## Problem statement
In the listing below, find every line containing "this" and copy it out.

--

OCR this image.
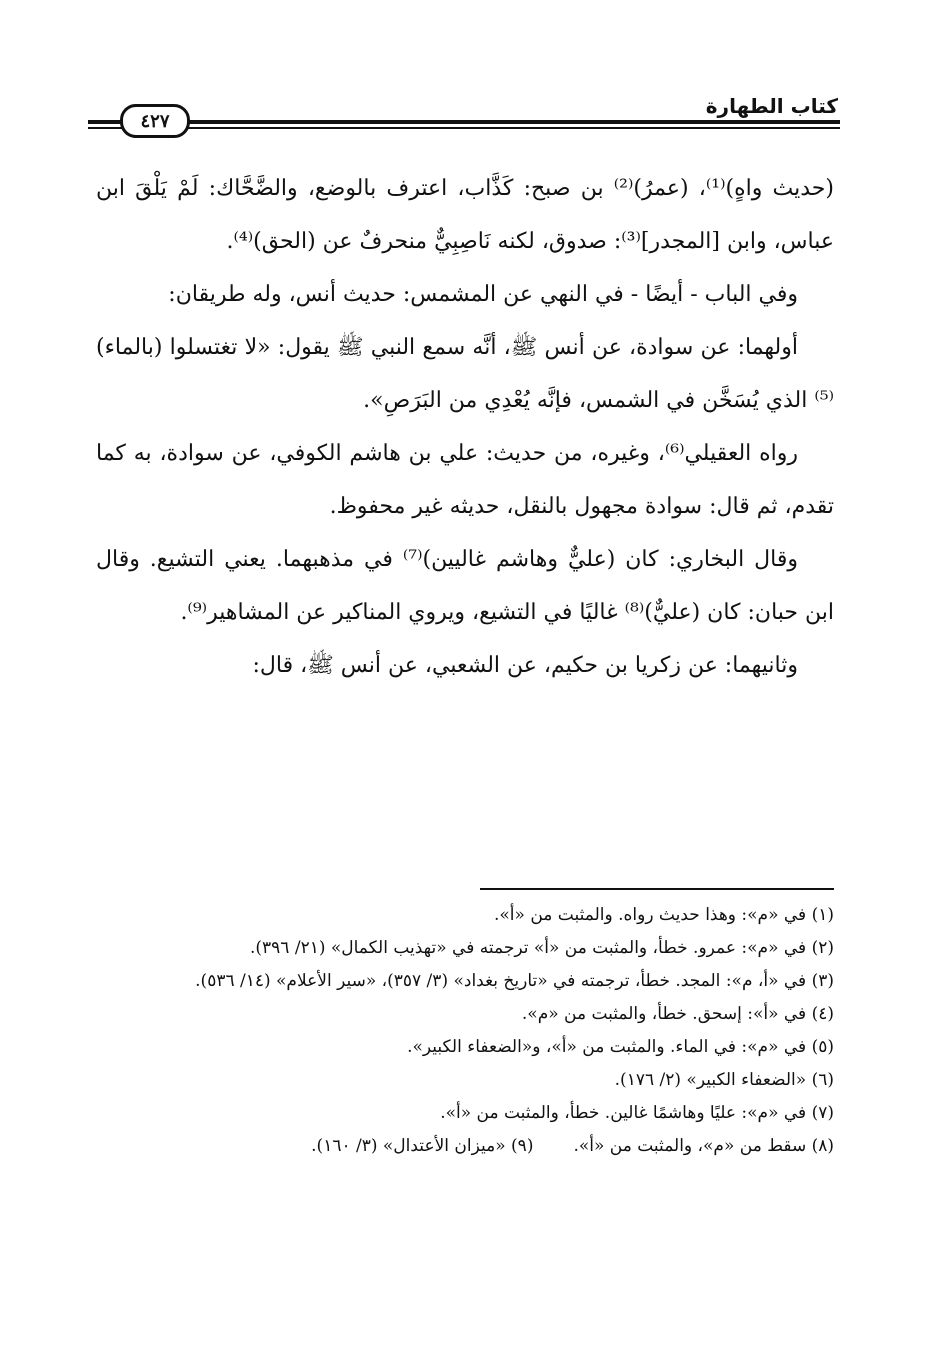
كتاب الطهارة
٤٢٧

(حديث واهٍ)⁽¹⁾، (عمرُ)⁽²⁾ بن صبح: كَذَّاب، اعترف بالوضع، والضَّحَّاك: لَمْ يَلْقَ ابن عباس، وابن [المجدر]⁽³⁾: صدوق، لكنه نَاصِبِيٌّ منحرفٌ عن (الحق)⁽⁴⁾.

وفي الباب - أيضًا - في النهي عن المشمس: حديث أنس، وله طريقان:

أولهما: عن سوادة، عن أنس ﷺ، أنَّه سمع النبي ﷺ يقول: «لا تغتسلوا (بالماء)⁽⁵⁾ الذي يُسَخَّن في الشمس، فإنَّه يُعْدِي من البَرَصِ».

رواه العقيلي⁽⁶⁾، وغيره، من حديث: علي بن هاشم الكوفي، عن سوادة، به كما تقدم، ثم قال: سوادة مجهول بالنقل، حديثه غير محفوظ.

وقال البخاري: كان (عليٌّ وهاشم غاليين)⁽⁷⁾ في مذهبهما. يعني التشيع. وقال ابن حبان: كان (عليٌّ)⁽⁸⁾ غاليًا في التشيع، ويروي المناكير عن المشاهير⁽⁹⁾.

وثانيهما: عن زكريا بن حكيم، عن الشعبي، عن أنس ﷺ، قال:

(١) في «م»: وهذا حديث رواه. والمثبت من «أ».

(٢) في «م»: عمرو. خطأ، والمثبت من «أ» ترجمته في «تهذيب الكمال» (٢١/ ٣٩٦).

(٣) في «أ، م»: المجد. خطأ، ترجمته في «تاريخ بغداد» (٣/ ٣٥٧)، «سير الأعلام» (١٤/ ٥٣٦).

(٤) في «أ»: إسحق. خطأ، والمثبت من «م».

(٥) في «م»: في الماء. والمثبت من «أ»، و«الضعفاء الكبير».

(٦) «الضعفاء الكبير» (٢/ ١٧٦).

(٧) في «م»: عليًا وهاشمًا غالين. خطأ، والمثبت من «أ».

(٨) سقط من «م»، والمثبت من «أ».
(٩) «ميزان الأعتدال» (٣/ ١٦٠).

--

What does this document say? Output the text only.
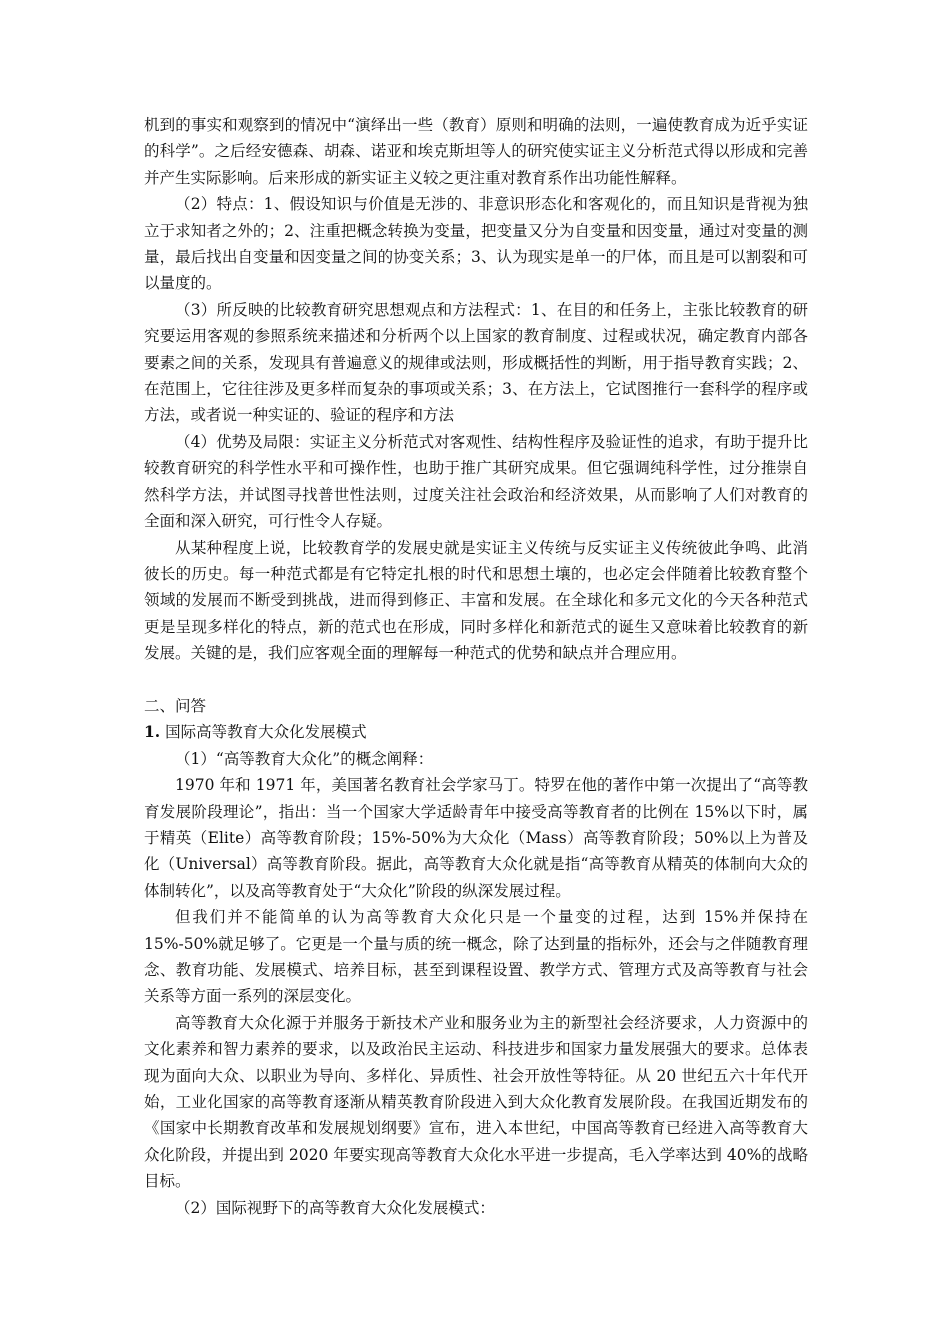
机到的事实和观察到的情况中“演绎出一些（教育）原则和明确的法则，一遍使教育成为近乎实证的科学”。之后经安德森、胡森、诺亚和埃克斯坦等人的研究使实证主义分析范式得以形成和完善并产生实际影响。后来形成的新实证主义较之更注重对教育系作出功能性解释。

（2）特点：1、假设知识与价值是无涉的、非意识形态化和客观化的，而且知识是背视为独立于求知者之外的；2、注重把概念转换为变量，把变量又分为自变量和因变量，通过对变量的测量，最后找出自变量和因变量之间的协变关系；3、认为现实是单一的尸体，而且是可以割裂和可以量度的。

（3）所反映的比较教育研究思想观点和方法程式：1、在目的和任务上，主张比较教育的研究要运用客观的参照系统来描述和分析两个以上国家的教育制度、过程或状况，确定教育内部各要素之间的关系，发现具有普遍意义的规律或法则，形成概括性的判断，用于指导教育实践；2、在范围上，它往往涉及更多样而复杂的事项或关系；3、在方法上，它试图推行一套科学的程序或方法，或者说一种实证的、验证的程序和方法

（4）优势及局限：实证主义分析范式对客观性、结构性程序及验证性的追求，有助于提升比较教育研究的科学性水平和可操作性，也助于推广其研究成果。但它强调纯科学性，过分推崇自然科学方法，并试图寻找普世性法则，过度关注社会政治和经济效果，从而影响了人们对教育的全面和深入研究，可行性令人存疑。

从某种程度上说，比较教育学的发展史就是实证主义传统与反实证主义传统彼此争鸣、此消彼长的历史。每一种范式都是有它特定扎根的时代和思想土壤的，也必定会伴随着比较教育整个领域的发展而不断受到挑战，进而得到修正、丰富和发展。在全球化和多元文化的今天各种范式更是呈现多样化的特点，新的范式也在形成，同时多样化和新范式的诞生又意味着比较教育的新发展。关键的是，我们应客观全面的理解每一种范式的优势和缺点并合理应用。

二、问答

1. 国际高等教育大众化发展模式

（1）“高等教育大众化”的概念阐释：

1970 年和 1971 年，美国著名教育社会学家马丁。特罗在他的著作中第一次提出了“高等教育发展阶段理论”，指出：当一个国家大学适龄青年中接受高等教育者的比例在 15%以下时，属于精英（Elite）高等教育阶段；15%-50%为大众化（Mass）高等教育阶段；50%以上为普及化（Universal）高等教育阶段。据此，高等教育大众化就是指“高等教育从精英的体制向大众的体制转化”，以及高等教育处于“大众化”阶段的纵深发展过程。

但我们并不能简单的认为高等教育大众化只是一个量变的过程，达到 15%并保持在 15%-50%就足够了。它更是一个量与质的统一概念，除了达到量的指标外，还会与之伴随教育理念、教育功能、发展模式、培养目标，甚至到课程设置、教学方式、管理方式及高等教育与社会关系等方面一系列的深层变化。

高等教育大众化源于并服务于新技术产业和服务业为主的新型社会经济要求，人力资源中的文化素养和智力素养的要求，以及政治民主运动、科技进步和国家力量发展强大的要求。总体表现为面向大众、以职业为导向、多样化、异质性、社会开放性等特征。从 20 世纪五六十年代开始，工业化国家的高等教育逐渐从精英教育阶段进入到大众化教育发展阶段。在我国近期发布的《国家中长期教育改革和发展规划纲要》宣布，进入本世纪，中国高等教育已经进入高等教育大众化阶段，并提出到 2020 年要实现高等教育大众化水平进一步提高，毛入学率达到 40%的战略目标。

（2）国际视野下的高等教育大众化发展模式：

--

## Finished task
OCR this image.
What does this document say? Output the text only.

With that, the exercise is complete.